Revise the rows below by replacing every "table-row" with "data-row" and keeping everything else unchanged. Leave the pictures out of your answer.

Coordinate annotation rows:

☆ ☆ ☆

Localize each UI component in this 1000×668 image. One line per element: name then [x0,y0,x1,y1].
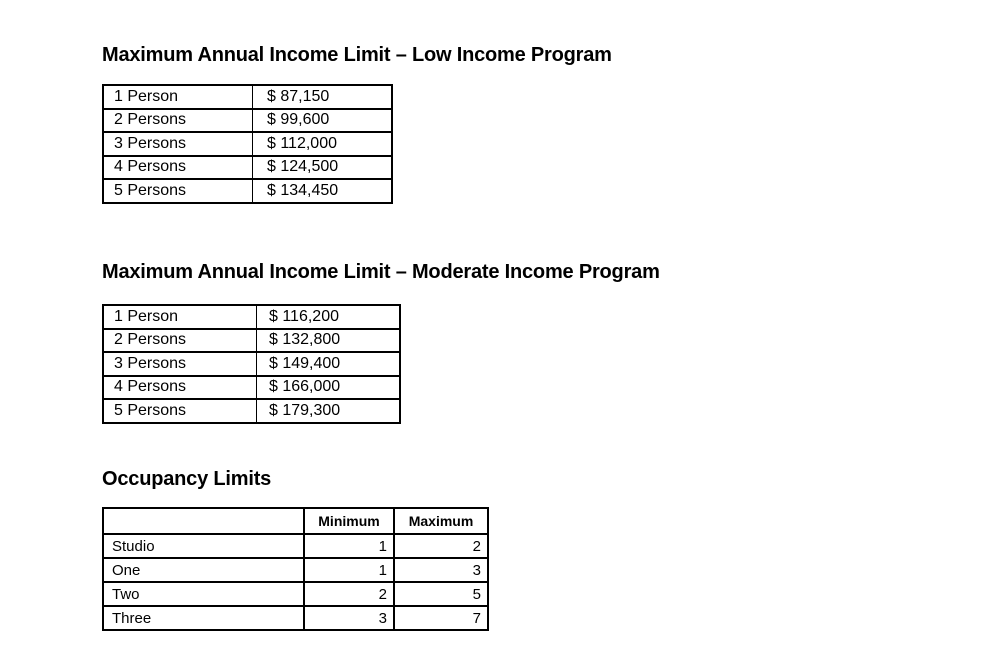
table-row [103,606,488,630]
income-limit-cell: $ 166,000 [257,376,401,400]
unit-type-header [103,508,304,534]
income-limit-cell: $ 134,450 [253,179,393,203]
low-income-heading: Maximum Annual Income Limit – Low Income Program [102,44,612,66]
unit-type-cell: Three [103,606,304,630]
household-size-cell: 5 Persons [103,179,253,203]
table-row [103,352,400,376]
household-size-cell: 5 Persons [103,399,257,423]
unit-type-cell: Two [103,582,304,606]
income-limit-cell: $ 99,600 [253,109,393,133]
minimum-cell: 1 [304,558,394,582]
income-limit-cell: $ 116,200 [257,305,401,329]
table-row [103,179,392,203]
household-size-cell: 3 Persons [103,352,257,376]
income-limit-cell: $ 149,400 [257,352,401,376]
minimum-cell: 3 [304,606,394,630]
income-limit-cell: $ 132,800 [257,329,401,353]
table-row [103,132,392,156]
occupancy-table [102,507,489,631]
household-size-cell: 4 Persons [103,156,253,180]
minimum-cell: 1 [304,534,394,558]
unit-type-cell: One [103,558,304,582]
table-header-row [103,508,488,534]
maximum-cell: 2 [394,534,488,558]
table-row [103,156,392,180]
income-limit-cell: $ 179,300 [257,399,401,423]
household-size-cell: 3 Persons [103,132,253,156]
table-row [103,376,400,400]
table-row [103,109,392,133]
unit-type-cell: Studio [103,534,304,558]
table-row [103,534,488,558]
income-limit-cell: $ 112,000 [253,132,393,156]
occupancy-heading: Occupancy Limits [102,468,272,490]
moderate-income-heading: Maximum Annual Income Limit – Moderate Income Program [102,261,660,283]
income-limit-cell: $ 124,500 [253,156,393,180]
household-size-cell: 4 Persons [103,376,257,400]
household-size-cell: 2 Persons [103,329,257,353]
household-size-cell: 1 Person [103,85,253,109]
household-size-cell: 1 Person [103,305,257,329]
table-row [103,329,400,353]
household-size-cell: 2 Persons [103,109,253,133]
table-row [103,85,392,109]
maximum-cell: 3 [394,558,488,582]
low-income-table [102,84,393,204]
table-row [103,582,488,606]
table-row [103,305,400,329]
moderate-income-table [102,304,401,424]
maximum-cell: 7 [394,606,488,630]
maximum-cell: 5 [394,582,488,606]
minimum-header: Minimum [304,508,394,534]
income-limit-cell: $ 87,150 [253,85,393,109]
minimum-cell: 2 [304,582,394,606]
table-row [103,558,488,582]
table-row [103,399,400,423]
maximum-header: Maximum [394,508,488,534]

☆ ☆ ☆

### OUTPUT FOR THIS EXERCISE
Localize each UI component in this 1000×668 image. One line per element: name then [x0,y0,x1,y1].
data-row [103,606,488,630]
income-limit-cell: $ 166,000 [257,376,401,400]
unit-type-header [103,508,304,534]
income-limit-cell: $ 134,450 [253,179,393,203]
low-income-heading: Maximum Annual Income Limit – Low Income Program [102,44,612,66]
unit-type-cell: Three [103,606,304,630]
household-size-cell: 5 Persons [103,179,253,203]
data-row [103,352,400,376]
household-size-cell: 5 Persons [103,399,257,423]
unit-type-cell: Two [103,582,304,606]
income-limit-cell: $ 99,600 [253,109,393,133]
minimum-cell: 1 [304,558,394,582]
income-limit-cell: $ 116,200 [257,305,401,329]
data-row [103,179,392,203]
household-size-cell: 3 Persons [103,352,257,376]
income-limit-cell: $ 149,400 [257,352,401,376]
minimum-cell: 3 [304,606,394,630]
income-limit-cell: $ 132,800 [257,329,401,353]
data-row [103,132,392,156]
occupancy-table [102,507,489,631]
household-size-cell: 4 Persons [103,156,253,180]
minimum-cell: 1 [304,534,394,558]
unit-type-cell: One [103,558,304,582]
table-header-row [103,508,488,534]
maximum-cell: 2 [394,534,488,558]
data-row [103,156,392,180]
income-limit-cell: $ 179,300 [257,399,401,423]
household-size-cell: 3 Persons [103,132,253,156]
data-row [103,376,400,400]
data-row [103,109,392,133]
unit-type-cell: Studio [103,534,304,558]
data-row [103,534,488,558]
income-limit-cell: $ 112,000 [253,132,393,156]
occupancy-heading: Occupancy Limits [102,468,272,490]
moderate-income-heading: Maximum Annual Income Limit – Moderate Income Program [102,261,660,283]
income-limit-cell: $ 124,500 [253,156,393,180]
household-size-cell: 4 Persons [103,376,257,400]
household-size-cell: 2 Persons [103,329,257,353]
household-size-cell: 1 Person [103,85,253,109]
household-size-cell: 1 Person [103,305,257,329]
data-row [103,329,400,353]
household-size-cell: 2 Persons [103,109,253,133]
data-row [103,85,392,109]
maximum-cell: 3 [394,558,488,582]
low-income-table [102,84,393,204]
data-row [103,582,488,606]
data-row [103,305,400,329]
moderate-income-table [102,304,401,424]
maximum-cell: 7 [394,606,488,630]
maximum-cell: 5 [394,582,488,606]
minimum-header: Minimum [304,508,394,534]
income-limit-cell: $ 87,150 [253,85,393,109]
minimum-cell: 2 [304,582,394,606]
data-row [103,558,488,582]
data-row [103,399,400,423]
maximum-header: Maximum [394,508,488,534]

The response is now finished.